## Request 1
Please repeat the records word for word, from their first line through the line that contains "legend: Rendimento (kg/ha)".

===

4.30.2003

a letter to boo

Lately I've been forced to sift through the relics that document my past, what with putting up my senior show, and with this way finding project. I've been reflecting a lot on the journey and the people along the way. Of which you are of course a humongous part. It was when I was looking through my photo album that I had a startling revelation. There is a part of me that will always see you as a boy. Your face flush with the weight of the very young, clad in that white t-shirt from cooperstown, black sweatpants, and the ever present slip on shoes. I remember how you hated shoetrings, jeans, and leaving your shirt untucked.

I can literally watch you grow up all over again in photos. Watch your body lengthen and widen, your jaw define itself, your eyes lose the glow of happiness, only to regain it again in later photos, tempered this time by living with choices and consequences. Watch your cockiness become a mantle that rests on your shoulders. Watch all the little infinite changes that happen so naturally no matter how closely you look, you can never really be cognizant of them happening.

I look at you and I see the little boy whose soul understood mine right away. I see the angry lost teenager just living recklessly. And I see the man you are becoming. Turning twenty is a weird quasi period of transition, it was a year in which I learned and grew so much. I hope those same things to you. And know that no matter how old you become, how much you change, there will always be someone who remembers where you came from and how you got here.

I love you. Happy Birthday.

4.26.2003

nigh

the end is drawing nigh.

Out from under the pressure I can see the culmination of the stress and rush and hair pulling. I'm gonna see the other side of the tunnel. I'm not so scared anymore. It was hard to see past the immediacy of the moment, it doesn't make the problems and the struggles any less important, just filled with more perspective. It's the process of anything I guess, you keep whittling away until you have it at a level that you can manage.

I made the trip to be with my friend when he got his test results. Negative. He says he's changed for the better because of this experience, that he's getting his life on track. I can't have anything but faith in him. And when he stumbles I will be there to help him up without the I told you so's.

2 weeks. And I will be free again. How did the Indigo girls put it?

"I spent four years prostrate to a higher mind, I got my paper and now I'm free"

yeah, I couldn't have said it better myself.

4.08.2003

really...

I'm not that unhappy and things are never as bad as they seem. But I tend to let things build up until I have to get them out of my head, hence the immense overflow of words that is the previous entry.

And today is looking up, I have an open space to live in the city of my choice. Now I just have to come up with the dough. Yeah, that'll be easy.

So I'm flipping off the slammed door and crawling through a window.

Fitting for a thief.

simplicity

I have a tendency to be melodramatic. It sometimes feels like breathing to me. I have tried to hold my breath until my lungs burn and I think maybe, just maybe this time I might lose consciousness. This time I might be able to rest. But I always let go with a great gasp and draw another breath, rapidly, one after the other.

I graduate in exactly one month and two days. I get caught sometimes in a fold of time, so that I'm still present in the now, but overlayed smashed together is some scene, some memory from four years ago. And I stop and remember, the people that brought me here, and I remember the person I was. I find myself getting nostalgic at the weirdest times, so caught up in the past my heart actually aches; to the point that I'm clutching my chest and clenching my eyes closed.

===

## Request 2
Answer these questions about the journal entries, one line each:
(a) Where was the white t-shirt in the photos from?
(b) What were the friend's test results?
(c) How long is it until graduation in the entry titled "simplicity"?

===

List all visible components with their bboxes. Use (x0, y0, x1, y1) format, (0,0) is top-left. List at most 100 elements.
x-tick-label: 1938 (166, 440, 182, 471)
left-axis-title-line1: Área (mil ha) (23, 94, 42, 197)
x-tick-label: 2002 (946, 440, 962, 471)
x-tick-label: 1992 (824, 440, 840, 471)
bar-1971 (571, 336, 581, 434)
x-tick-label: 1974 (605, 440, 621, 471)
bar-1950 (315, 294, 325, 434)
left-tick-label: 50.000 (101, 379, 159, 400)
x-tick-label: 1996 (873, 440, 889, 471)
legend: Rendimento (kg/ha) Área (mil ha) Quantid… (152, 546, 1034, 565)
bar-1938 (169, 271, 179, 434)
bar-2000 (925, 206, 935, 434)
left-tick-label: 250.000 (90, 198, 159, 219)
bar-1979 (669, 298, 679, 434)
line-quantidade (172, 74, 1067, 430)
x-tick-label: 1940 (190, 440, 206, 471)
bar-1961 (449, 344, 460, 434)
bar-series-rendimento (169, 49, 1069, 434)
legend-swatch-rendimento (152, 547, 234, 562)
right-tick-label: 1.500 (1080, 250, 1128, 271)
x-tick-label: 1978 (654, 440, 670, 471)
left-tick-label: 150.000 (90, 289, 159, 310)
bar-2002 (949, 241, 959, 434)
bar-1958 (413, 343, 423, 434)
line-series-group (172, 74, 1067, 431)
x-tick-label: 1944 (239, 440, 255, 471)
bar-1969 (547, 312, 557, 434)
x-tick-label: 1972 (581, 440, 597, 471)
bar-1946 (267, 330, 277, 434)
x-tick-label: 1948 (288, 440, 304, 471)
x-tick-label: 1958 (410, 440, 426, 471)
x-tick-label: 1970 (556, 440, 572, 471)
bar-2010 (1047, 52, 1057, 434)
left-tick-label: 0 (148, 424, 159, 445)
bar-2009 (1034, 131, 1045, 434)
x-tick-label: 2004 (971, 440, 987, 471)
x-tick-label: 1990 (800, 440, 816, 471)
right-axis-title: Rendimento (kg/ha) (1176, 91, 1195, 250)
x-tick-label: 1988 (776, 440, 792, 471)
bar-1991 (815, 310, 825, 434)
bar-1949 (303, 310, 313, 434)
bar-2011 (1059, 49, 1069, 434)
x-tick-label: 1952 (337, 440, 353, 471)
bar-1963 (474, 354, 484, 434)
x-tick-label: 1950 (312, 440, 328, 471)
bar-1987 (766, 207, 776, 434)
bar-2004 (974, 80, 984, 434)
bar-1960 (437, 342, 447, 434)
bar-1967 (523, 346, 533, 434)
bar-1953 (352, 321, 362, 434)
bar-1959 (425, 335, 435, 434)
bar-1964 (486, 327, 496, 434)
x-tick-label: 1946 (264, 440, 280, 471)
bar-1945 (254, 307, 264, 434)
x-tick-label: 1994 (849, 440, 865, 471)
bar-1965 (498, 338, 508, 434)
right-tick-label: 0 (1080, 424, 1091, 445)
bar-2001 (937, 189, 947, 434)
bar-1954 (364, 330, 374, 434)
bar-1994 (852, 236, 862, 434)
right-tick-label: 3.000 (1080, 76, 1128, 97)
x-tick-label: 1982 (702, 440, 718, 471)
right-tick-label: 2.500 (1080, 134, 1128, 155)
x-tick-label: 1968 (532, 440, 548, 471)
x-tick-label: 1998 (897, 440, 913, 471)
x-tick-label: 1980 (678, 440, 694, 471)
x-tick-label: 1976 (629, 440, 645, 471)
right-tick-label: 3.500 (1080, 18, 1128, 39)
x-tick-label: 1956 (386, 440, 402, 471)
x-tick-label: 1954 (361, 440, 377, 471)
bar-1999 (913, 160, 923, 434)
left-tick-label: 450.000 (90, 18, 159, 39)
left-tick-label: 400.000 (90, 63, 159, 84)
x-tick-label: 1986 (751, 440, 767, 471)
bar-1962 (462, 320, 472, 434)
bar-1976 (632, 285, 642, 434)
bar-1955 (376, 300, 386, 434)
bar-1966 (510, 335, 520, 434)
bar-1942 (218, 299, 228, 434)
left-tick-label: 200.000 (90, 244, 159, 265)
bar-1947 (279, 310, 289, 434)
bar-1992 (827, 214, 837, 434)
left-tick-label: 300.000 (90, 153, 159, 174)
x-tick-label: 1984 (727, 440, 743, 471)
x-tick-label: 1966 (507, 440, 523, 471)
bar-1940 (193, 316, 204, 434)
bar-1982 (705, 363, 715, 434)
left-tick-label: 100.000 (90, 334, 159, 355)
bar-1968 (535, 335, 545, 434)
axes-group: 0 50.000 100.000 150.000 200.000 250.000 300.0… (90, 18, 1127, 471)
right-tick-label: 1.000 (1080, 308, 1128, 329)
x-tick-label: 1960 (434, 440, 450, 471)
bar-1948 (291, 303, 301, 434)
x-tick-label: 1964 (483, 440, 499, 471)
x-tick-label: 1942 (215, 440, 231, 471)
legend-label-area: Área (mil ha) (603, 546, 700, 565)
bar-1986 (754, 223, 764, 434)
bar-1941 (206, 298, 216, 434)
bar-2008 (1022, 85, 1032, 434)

===

## Task output 1
List all visible components with their bboxes. Use (x0, y0, x1, y1) format, (0,0) is top-left. List at most 100 elements.
x-tick-label: 1938 (166, 440, 182, 471)
left-axis-title-line1: Área (mil ha) (23, 94, 42, 197)
x-tick-label: 2002 (946, 440, 962, 471)
x-tick-label: 1992 (824, 440, 840, 471)
bar-1971 (571, 336, 581, 434)
x-tick-label: 1974 (605, 440, 621, 471)
bar-1950 (315, 294, 325, 434)
left-tick-label: 50.000 (101, 379, 159, 400)
x-tick-label: 1996 (873, 440, 889, 471)
legend: Rendimento (kg/ha) Área (mil ha) Quantid… (152, 546, 1034, 565)

## Task output 2
(a) Cooperstown
(b) Negative
(c) Exactly one month and two days